**Task to carry out:** Print the full listing exactly.

Dataset entries on figures
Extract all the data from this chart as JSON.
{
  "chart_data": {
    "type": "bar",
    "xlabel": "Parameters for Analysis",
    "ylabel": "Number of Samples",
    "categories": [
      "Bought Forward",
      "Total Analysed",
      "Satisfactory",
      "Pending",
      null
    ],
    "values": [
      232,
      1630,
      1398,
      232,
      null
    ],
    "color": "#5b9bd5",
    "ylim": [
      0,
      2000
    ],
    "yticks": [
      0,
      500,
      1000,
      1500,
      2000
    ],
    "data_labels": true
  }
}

**Result below:**
Extract all the data from this chart as JSON.
{
  "chart_data": {
    "type": "bar",
    "xlabel": "Parameters for Analysis",
    "ylabel": "Number of Samples",
    "categories": [
      "Bought Forward",
      "Total Analysed",
      "Satisfactory",
      "Pending",
      null
    ],
    "values": [
      232,
      1630,
      1398,
      232,
      null
    ],
    "color": "#5b9bd5",
    "ylim": [
      0,
      2000
    ],
    "yticks": [
      0,
      500,
      1000,
      1500,
      2000
    ],
    "data_labels": true
  }
}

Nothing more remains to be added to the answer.